▸ **Your instructions**:
Find every line in the records below that holds the word "label" and copy it.

:: Listed records ::

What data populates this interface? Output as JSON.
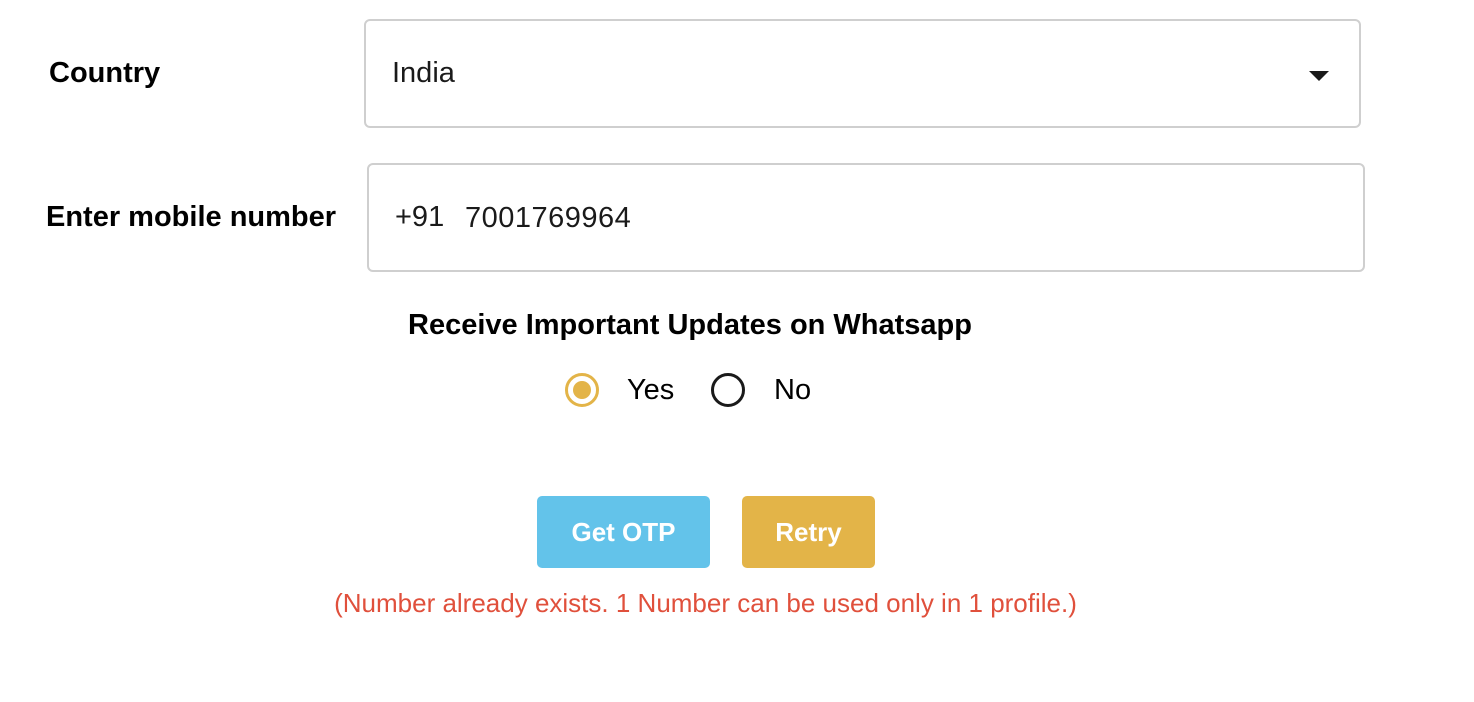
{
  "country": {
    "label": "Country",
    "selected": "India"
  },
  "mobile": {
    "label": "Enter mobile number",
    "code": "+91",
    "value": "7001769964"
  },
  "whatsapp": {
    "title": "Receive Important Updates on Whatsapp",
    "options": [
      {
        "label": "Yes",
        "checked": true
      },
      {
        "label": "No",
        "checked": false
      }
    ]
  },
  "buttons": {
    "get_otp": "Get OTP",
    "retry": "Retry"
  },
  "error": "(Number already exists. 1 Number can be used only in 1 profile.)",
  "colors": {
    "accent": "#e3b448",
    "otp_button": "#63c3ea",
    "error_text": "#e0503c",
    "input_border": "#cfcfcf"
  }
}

:::
:: Listed records ::

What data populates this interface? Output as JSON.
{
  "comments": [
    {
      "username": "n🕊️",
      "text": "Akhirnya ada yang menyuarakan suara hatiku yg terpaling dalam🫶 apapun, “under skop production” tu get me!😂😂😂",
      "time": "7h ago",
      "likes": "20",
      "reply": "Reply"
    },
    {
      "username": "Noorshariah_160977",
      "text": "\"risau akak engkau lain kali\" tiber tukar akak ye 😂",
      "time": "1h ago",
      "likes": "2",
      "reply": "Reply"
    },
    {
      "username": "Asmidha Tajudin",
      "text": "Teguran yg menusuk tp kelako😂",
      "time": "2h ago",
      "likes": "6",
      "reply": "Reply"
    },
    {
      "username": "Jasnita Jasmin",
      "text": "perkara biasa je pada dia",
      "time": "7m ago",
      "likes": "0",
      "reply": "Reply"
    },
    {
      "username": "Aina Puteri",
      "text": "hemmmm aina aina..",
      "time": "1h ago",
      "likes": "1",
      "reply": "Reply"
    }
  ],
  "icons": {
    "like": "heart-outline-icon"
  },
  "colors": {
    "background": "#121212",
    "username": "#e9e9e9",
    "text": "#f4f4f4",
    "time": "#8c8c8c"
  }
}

:::
:: Listed records ::

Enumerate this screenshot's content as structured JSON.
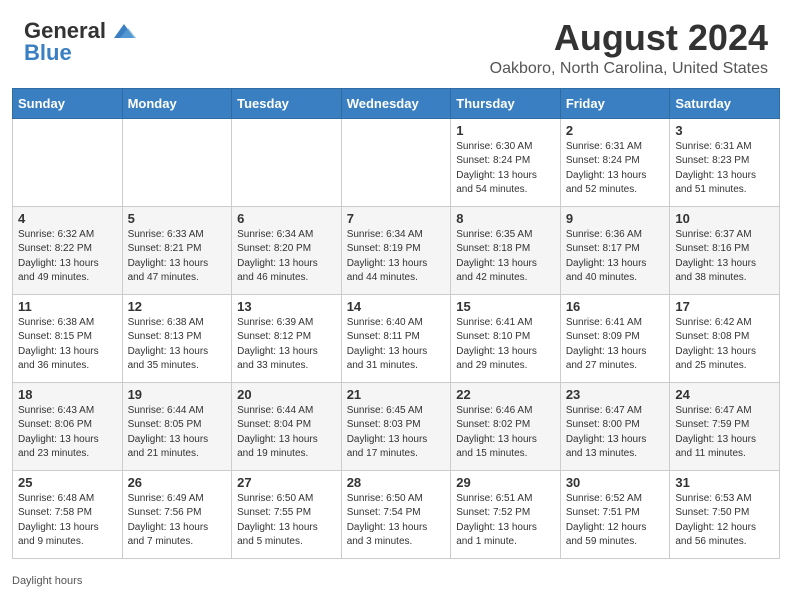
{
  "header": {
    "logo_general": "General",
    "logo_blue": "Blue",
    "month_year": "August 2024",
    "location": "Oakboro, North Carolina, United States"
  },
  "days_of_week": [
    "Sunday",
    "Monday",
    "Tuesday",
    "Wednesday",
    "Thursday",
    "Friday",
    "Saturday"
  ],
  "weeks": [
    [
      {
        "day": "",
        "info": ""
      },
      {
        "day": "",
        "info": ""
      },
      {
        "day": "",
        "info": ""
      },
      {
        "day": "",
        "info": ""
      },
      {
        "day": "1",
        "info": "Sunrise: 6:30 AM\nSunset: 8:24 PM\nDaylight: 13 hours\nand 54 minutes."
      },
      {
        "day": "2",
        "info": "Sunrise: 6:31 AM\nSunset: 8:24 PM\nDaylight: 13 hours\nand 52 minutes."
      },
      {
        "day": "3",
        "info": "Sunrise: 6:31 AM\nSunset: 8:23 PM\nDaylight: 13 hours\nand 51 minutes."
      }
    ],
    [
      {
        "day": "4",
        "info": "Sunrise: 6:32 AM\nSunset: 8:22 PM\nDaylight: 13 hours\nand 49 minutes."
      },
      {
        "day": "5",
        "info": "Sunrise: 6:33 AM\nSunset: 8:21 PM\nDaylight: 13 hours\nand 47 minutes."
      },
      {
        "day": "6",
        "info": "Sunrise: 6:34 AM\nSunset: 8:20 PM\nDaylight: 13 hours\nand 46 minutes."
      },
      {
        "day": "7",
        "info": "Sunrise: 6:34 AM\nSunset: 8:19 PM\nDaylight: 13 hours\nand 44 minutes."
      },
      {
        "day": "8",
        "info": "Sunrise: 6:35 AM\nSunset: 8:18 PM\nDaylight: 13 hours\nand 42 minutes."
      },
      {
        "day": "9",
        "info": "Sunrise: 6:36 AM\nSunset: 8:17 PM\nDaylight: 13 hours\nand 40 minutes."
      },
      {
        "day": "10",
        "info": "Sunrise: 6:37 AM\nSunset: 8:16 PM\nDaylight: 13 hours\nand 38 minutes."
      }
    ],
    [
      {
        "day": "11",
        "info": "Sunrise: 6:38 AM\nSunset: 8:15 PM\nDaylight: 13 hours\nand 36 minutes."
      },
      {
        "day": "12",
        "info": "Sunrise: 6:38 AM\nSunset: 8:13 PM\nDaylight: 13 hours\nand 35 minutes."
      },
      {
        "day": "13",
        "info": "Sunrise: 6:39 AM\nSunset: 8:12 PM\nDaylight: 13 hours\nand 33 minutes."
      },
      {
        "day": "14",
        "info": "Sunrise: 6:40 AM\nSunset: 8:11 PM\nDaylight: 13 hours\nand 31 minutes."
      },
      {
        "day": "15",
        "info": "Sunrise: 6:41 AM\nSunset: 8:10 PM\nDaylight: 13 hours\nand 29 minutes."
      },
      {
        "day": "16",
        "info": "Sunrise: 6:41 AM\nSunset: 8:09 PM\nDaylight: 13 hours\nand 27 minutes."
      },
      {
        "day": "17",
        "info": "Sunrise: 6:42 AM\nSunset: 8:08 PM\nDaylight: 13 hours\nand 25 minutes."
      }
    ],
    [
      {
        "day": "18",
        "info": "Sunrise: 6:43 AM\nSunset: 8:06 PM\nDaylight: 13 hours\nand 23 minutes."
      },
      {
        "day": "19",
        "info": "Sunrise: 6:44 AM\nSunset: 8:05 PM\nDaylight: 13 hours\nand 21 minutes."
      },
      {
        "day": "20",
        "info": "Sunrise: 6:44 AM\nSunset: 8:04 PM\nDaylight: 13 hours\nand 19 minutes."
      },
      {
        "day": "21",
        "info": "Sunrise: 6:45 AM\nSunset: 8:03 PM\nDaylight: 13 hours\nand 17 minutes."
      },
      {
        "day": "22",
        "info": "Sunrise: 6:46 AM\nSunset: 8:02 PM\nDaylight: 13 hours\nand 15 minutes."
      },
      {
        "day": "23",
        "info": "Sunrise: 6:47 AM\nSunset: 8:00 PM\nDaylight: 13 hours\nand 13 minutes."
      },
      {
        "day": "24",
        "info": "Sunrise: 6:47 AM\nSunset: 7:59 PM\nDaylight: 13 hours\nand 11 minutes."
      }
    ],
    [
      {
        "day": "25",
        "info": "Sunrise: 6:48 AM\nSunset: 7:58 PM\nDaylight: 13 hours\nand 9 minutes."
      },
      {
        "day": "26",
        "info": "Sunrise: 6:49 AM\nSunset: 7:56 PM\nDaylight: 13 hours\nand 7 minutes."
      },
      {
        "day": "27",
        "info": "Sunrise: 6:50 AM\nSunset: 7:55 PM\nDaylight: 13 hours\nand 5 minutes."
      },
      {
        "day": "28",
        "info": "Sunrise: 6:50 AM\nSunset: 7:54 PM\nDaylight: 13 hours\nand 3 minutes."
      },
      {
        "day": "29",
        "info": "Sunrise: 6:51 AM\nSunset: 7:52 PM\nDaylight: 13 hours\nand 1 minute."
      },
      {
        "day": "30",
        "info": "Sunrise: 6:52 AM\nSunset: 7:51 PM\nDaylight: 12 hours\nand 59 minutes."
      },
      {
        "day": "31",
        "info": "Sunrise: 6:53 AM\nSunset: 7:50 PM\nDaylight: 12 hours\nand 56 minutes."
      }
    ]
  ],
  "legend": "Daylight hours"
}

:::

▸ **Task output**:
    "label": "Country",
    "label": "Enter mobile number",
        "label": "Yes",
        "label": "No",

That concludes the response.